エベレストで「100年前の登山家の足」を発見。初登頂の記録が変わる可能性も?

  • 文:Takahashi Rikako
Share:

 

shutterstock_2476521557.jpg
Photo:Daniel Prudek/shutterstock※写真はイメージです

100年前、世界最高峰の山エベレストに登り、行方不明になっていた登山家の“足”が発見された。

ナショナル・ジオグラフィック誌のドキュメンタリー制作チームが、溶けた氷河からブーツと靴下、その中に残った人間の遺骨を見つけた。

---fadeinPager---

「エベレスト初登頂」の歴史が変わる?

1924年、イギリス人登山家のジョージ・マロリーとアンドリュー・“サンディ”・アービンが、記録では当時初となるエベレスト登頂を目指した。ところが6月8日、頂上から約240メートル下の地点で、当時22歳の2人は消息を絶った。

1999年にマロリーの遺体は発見されているものの、アービンの遺体も所持品も行方が分からなかった。今回チームが発見したのは、アービンのブーツだ。靴下には「A.C. IRVINE」と刺繍が入っている。

2人が登頂したかどうかは明らかになっておらず、ナショナル・ジオグラフィックいわく「史上最大の謎として語り継がれてきた」。もし2人が登頂したという確実な証拠が出れば、ニュージーランド人のエドモンド・ヒラリーとシェルパのテンジン・ノルゲイが頂上に足を踏み入れる29年前に、すでに初登頂が達成されていたことになる。

マロリーの遺体にはロープの跡があり、2人は最後の瞬間にロープで繋がれていた可能性がある。透過率の低いゴーグルがポケットに入っていた点から、夕方、つまり登頂後下山中に滑落したのではと推測されている。

マロリーは妻の写真を携帯しており、山頂に置いていく予定だったそうだ。その写真は、マロリーの所持品から発見されなかった。

登山中、アービンはコダック製のフィルムカメラを持っていた。そのカメラを探しあて写真を現像すれば謎の解明に近づくのではと、チームは胸を躍らせている。遺体のほかの部分や所持品が、ブーツの発見場所の近くにある可能性は高い。

---fadeinPager---

山中に未だ200人以上の遺体か

ヒマラヤ山脈、ネパールと中国との国境にまたがるエベレスト。毎年約800人が許可を得て登頂に挑戦する。ふもとの“観光客向けエリア”を含めると、毎年約270万人が登山を試みる。

その中で、滑落事故などにより命を落とす者も毎年いる。2023年は、18人と過去2番目の死亡・行方不明者数を記録した。

エベレストに残されるゴミや遺体、遺物の回収も長年の課題となっている。定期的に「清掃登山」が開催されるが、今年行われたネパール軍による大規模な清掃では11トンのゴミ、5人の遺体が回収された。

BBCによると、50トンを超える量のゴミと、200人以上の遺体がまだエベレストを覆っていると推定されるという。

◆ 保存データ
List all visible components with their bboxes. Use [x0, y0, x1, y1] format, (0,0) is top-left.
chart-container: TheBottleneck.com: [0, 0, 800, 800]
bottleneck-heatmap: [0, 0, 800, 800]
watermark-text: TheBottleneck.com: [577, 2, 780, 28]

◆ 目標
上の記事本文から、「その中で、滑落事故などにより」から「っていると推定されるという。」までをすべて一字も変えずに書き写すこと。

◆ 回答
その中で、滑落事故などにより命を落とす者も毎年いる。2023年は、18人と過去2番目の死亡・行方不明者数を記録した。

エベレストに残されるゴミや遺体、遺物の回収も長年の課題となっている。定期的に「清掃登山」が開催されるが、今年行われたネパール軍による大規模な清掃では11トンのゴミ、5人の遺体が回収された。

BBCによると、50トンを超える量のゴミと、200人以上の遺体がまだエベレストを覆っていると推定されるという。